Reproduce verbatim the part of the data that opens with the line containing "answer-text: जाती [592,928,665,974]" and closes with the line containing "answer-text: १० मार्क [592,1462,711,1508]", including both of those lines.

# RECORDS FOR THE EXERCISE:
--

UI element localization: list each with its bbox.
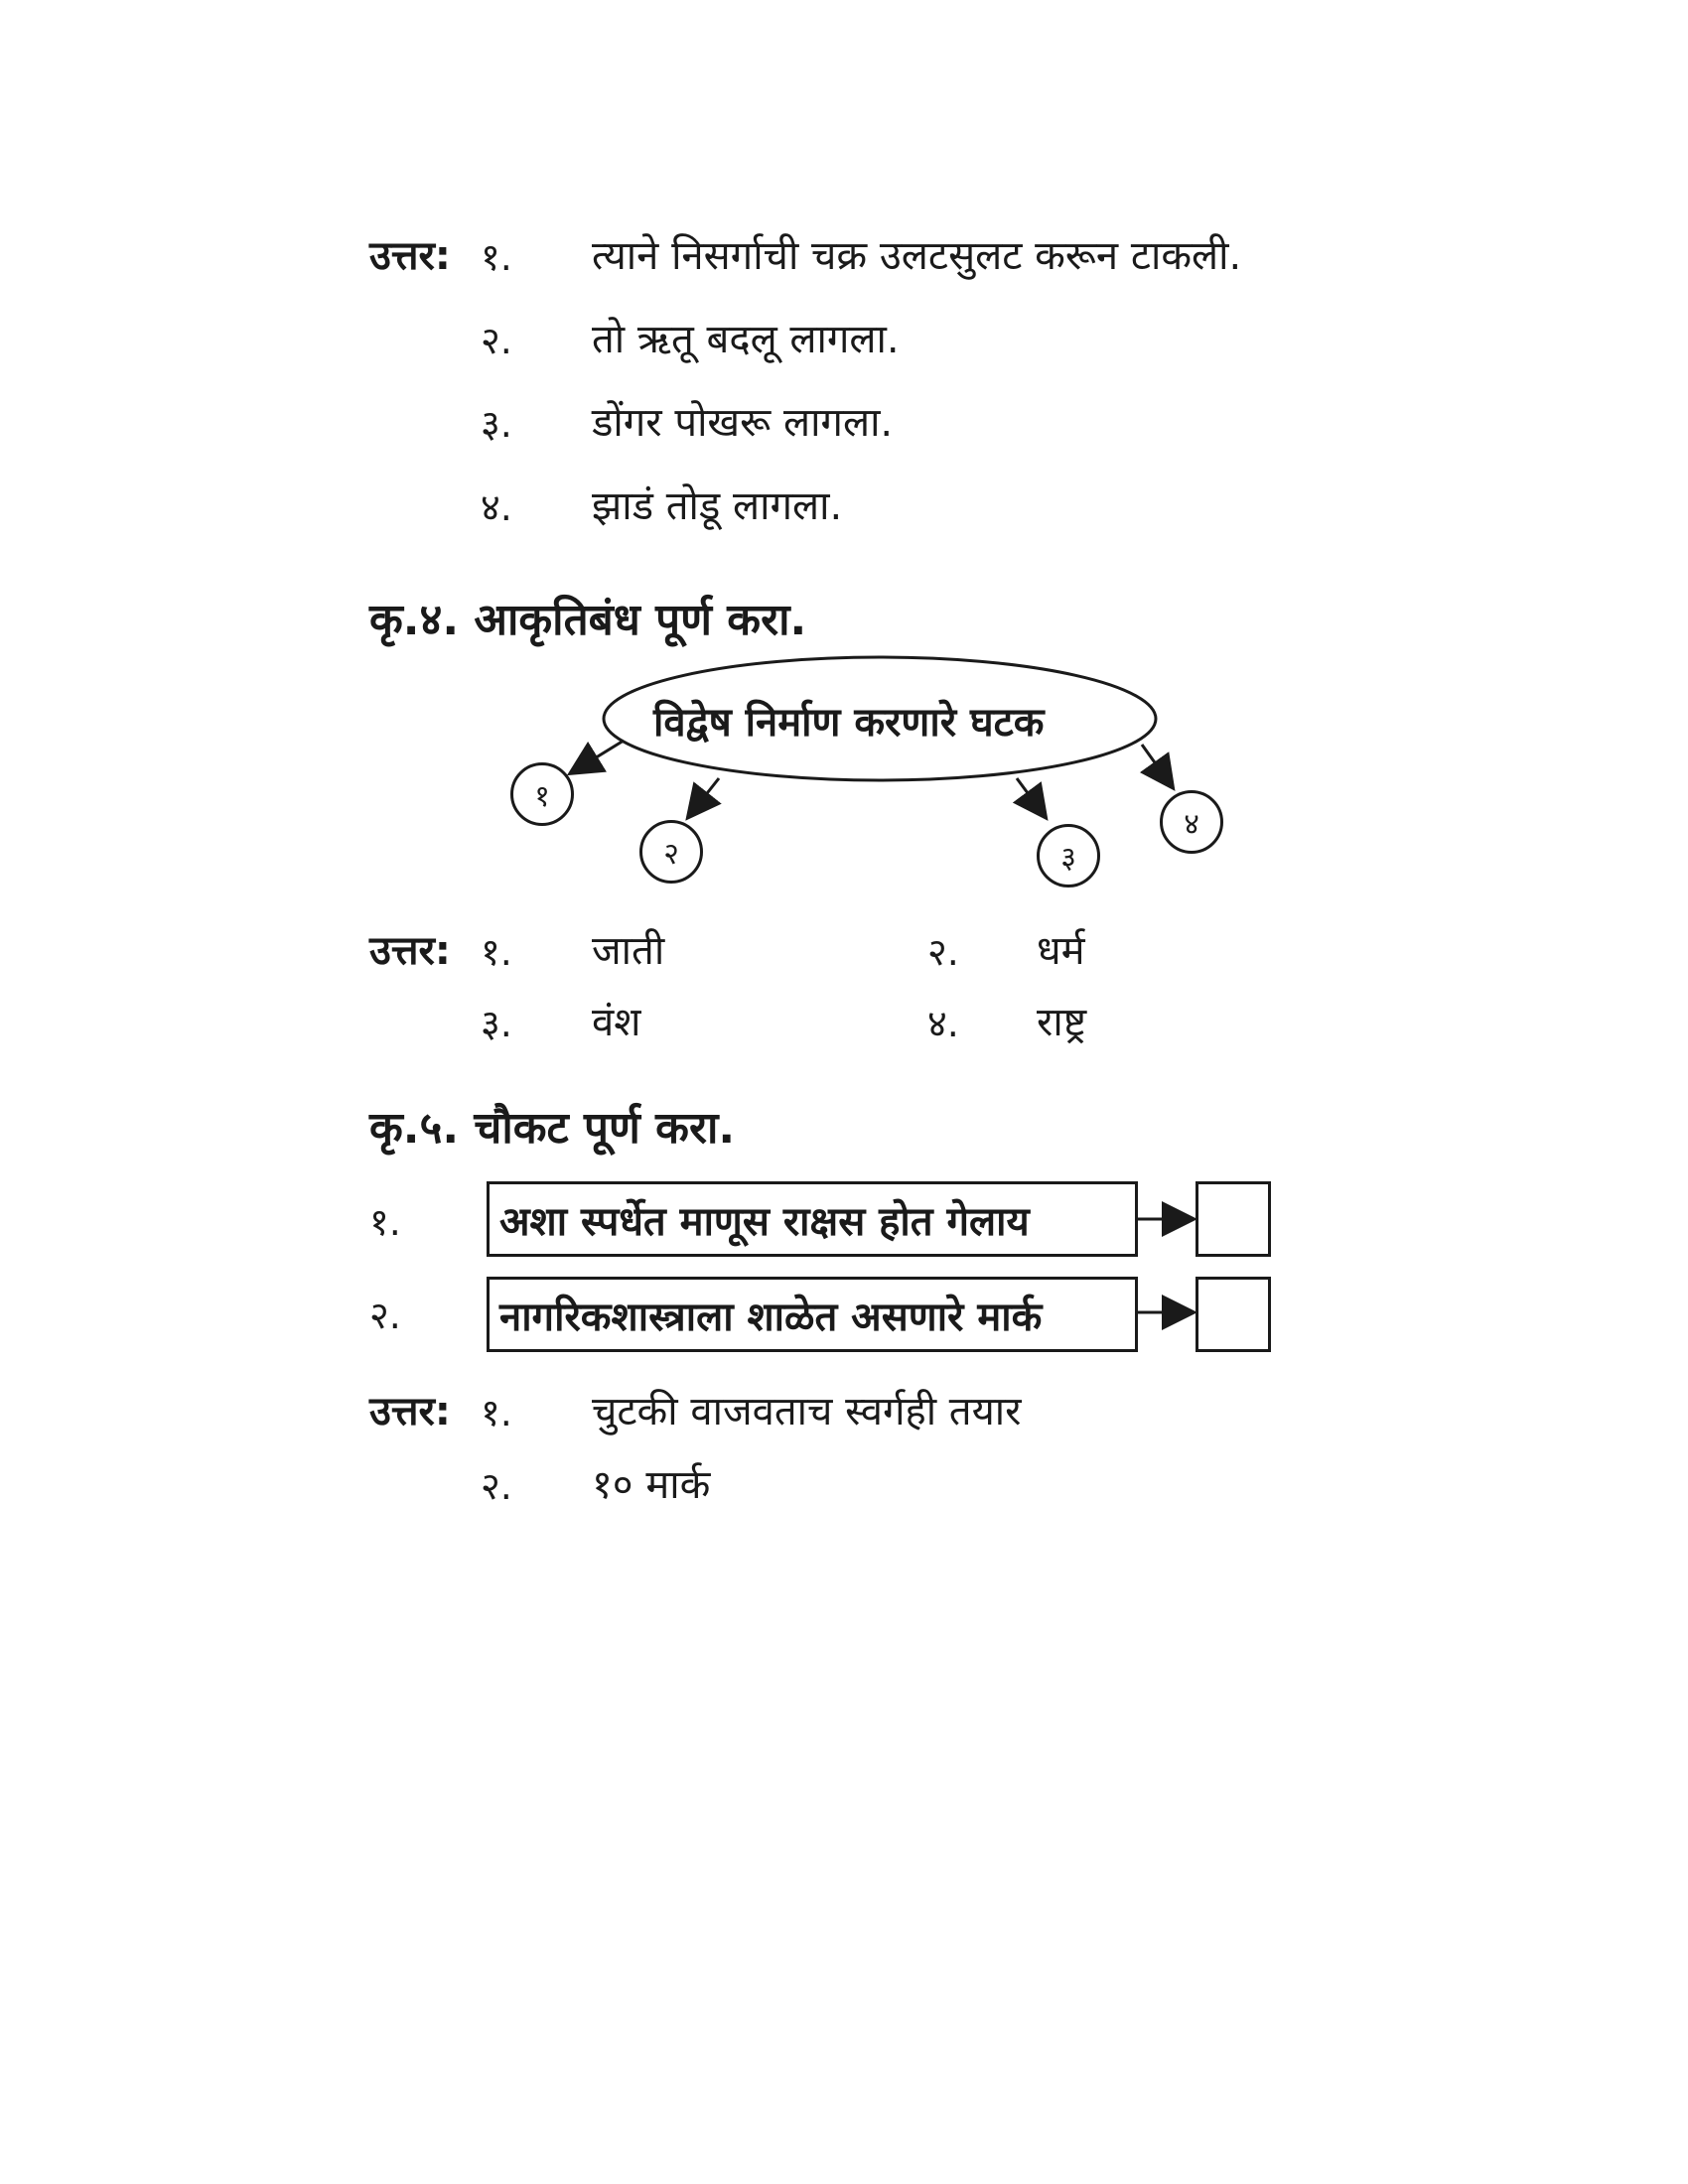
answer-text: जाती [592,928,665,974]
statement-text: अशा स्पर्धेत माणूस राक्षस होत गेलाय [499,1198,1030,1245]
question-heading: कृ.५. चौकट पूर्ण करा. [369,1103,736,1154]
row-number: १. [369,1200,401,1244]
answer-number: १. [481,1391,512,1434]
answer-text: १० मार्क [592,1462,711,1508]
list-item-text: झाडं तोडू लागला. [592,483,843,529]
answer-number: ३. [481,1002,512,1045]
answer-text: चुटकी वाजवताच स्वर्गही तयार [592,1389,1022,1434]
list-item-text: डोंगर पोखरू लागला. [592,400,894,446]
answer-label: उत्तर: [369,233,451,279]
list-item-text: तो ऋतू बदलू लागला. [592,317,900,362]
answer-number: २. [481,1464,512,1508]
list-item-text: त्याने निसर्गाची चक्र उलटसुलट करून टाकली. [592,233,1242,279]
blank-circle-2: २ [639,820,703,884]
answer-number: २. [927,930,959,974]
blank-circle-1: १ [510,762,574,826]
list-item-number: ४. [481,485,512,529]
answer-text: राष्ट्र [1037,1000,1087,1045]
statement-text: नागरिकशास्त्राला शाळेत असणारे मार्क [499,1294,1043,1340]
answer-text: धर्म [1037,928,1085,974]
answer-label: उत्तर: [369,928,451,974]
list-item-number: २. [481,319,512,362]
answer-blank-box-1 [1196,1181,1271,1257]
answer-number: ४. [927,1002,959,1045]
answer-number: १. [481,930,512,974]
blank-circle-4: ४ [1160,790,1223,854]
list-item-number: १. [481,235,512,279]
row-number: २. [369,1294,401,1337]
question-heading: कृ.४. आकृतिबंध पूर्ण करा. [369,595,807,645]
answer-blank-box-2 [1196,1277,1271,1352]
center-label: विद्वेष निर्माण करणारे घटक [653,700,1045,746]
blank-circle-3: ३ [1037,824,1100,887]
answer-text: वंश [592,1000,641,1045]
answer-label: उत्तर: [369,1389,451,1434]
list-item-number: ३. [481,402,512,446]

--

# THE ANSWER:
answer-text: जाती [592,928,665,974]
statement-text: अशा स्पर्धेत माणूस राक्षस होत गेलाय [499,1198,1030,1245]
question-heading: कृ.५. चौकट पूर्ण करा. [369,1103,736,1154]
row-number: १. [369,1200,401,1244]
answer-number: १. [481,1391,512,1434]
answer-text: १० मार्क [592,1462,711,1508]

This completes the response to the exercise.